## YOUR TASK
Examine the records and identify each line that includes the string "document". Copy those lines.
------ DATA FOR PROCESSING ------
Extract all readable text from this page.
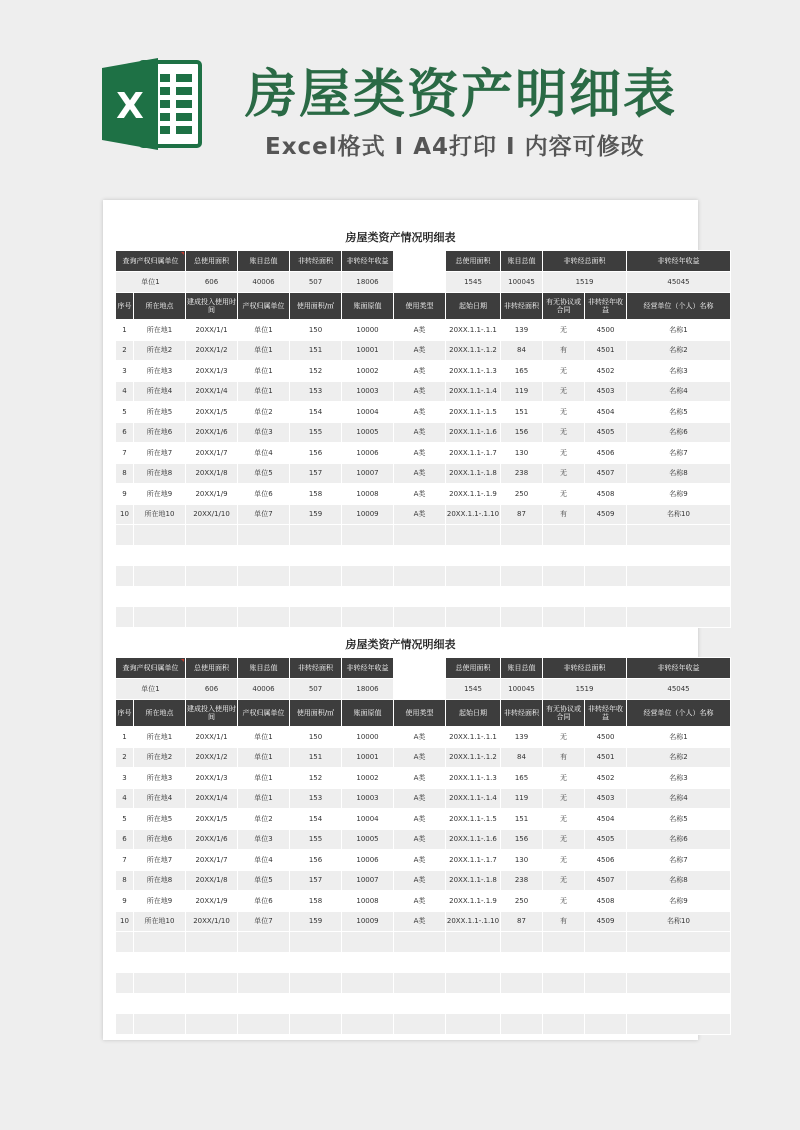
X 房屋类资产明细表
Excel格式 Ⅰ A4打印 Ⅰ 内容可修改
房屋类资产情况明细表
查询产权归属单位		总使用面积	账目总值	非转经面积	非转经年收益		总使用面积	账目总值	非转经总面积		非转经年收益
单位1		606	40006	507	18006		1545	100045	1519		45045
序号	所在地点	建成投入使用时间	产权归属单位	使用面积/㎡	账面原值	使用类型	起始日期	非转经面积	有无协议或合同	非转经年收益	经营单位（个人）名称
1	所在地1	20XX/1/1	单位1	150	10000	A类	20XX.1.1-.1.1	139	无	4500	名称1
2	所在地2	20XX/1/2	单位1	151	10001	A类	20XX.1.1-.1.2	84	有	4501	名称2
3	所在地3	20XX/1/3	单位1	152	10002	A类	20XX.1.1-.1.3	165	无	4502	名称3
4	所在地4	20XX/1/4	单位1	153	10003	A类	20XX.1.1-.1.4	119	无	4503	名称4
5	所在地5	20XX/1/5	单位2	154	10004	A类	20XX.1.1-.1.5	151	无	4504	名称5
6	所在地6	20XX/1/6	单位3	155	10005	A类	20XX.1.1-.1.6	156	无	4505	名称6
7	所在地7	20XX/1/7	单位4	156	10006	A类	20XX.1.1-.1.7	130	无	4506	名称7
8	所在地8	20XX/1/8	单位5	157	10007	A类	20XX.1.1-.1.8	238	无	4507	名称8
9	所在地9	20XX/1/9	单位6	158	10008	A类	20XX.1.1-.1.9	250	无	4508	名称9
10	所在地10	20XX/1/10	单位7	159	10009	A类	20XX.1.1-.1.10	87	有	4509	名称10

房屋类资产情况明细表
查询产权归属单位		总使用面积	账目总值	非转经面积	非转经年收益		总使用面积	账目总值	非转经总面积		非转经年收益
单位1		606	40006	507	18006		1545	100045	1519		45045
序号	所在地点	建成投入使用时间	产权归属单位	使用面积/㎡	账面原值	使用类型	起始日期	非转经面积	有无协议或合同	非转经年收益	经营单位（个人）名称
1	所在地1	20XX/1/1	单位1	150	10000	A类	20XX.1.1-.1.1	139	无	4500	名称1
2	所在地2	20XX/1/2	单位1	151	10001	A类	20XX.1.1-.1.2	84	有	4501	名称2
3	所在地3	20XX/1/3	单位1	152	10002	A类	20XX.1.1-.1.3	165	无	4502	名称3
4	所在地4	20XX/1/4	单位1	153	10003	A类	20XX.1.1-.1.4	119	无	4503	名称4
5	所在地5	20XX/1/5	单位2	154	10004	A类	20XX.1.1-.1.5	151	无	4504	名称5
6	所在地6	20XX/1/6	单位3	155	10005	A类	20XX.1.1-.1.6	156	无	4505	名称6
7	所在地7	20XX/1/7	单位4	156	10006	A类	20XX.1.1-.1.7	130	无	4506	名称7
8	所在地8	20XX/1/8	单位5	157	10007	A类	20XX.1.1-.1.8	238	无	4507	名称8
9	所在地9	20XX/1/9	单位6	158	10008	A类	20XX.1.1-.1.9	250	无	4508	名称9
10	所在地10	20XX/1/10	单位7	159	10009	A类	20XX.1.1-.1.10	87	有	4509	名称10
------
------ DATA FOR PROCESSING ------
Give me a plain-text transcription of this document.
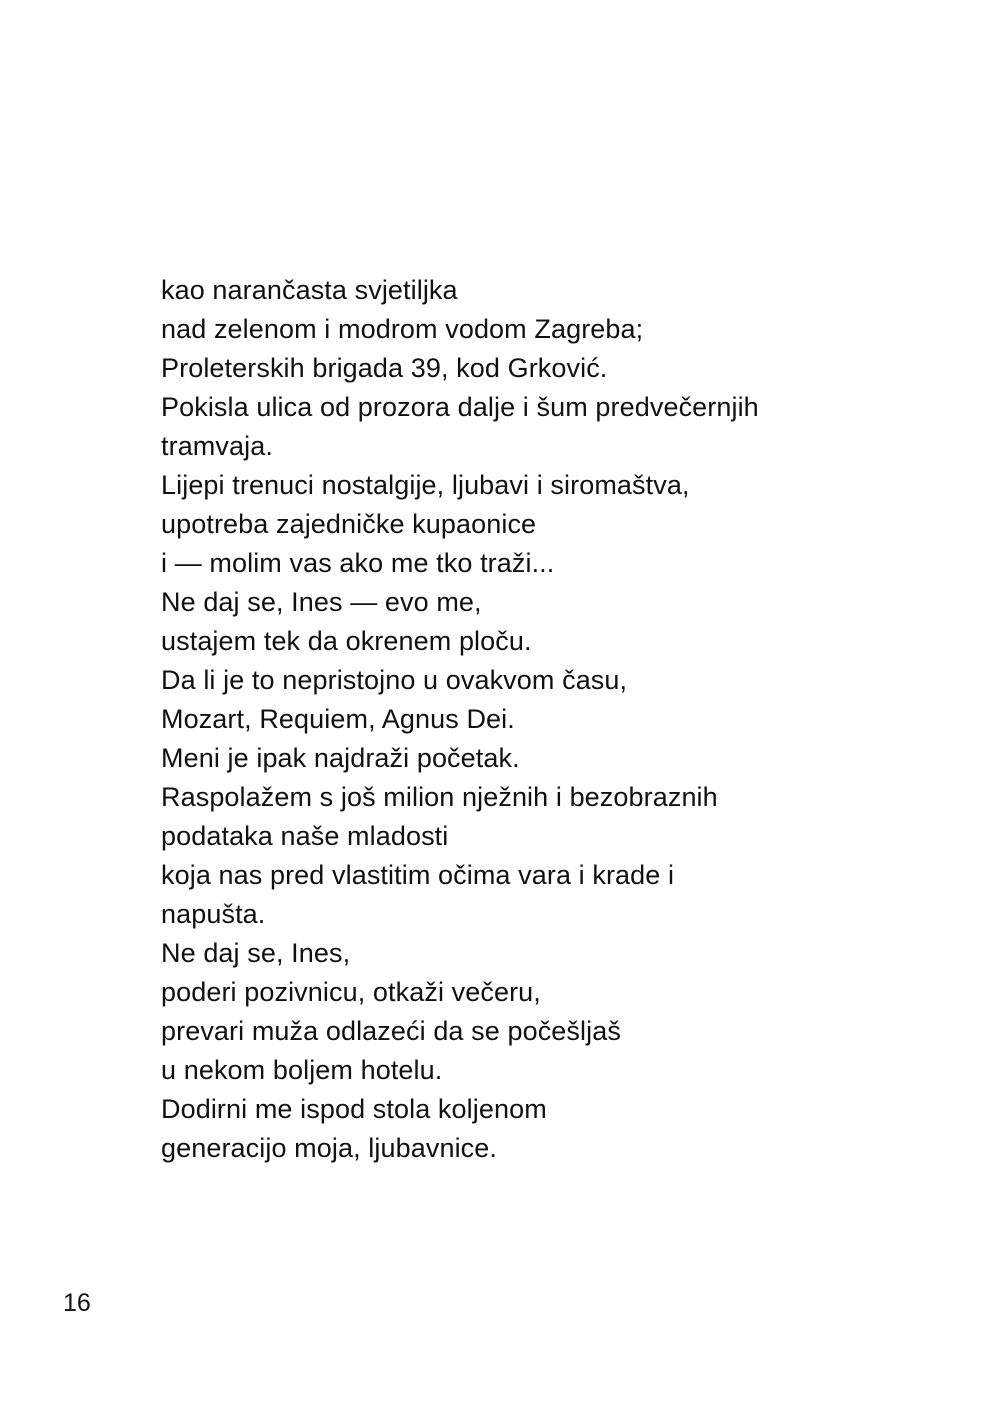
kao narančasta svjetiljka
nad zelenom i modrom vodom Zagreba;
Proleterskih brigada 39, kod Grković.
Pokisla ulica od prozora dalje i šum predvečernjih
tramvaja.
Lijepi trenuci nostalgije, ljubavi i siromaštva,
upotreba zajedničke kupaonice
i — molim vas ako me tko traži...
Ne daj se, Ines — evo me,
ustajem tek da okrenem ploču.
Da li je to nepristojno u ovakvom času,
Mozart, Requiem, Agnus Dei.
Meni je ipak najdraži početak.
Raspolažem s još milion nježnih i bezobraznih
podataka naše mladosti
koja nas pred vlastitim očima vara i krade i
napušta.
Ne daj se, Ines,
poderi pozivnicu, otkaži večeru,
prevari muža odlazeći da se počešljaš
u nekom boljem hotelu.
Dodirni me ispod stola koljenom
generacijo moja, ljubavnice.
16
------
------ DATA FOR PROCESSING ------
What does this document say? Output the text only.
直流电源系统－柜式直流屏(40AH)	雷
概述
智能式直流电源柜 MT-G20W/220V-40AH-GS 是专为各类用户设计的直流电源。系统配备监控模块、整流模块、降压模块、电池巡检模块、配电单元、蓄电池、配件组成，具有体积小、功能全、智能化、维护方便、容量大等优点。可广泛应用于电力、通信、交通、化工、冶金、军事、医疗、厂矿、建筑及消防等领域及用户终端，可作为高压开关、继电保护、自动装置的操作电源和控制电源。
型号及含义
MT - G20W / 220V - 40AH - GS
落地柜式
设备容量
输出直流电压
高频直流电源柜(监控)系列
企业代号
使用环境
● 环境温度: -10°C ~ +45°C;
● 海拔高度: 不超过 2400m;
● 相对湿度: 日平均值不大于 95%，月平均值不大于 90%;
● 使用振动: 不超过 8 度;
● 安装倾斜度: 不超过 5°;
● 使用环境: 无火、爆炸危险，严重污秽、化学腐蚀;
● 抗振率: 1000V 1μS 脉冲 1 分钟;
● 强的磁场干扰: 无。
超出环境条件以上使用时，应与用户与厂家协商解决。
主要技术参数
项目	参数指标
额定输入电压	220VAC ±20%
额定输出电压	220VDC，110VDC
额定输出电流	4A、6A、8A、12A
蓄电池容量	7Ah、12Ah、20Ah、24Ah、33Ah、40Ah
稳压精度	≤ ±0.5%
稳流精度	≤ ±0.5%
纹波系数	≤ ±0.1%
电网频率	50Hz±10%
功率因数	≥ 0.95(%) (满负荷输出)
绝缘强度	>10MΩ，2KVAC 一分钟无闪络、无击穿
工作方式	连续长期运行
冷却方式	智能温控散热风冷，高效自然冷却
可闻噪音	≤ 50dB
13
------
## FULL ANSWER
Give me a plain-text transcription of this document.
What does this document say? Output the text only.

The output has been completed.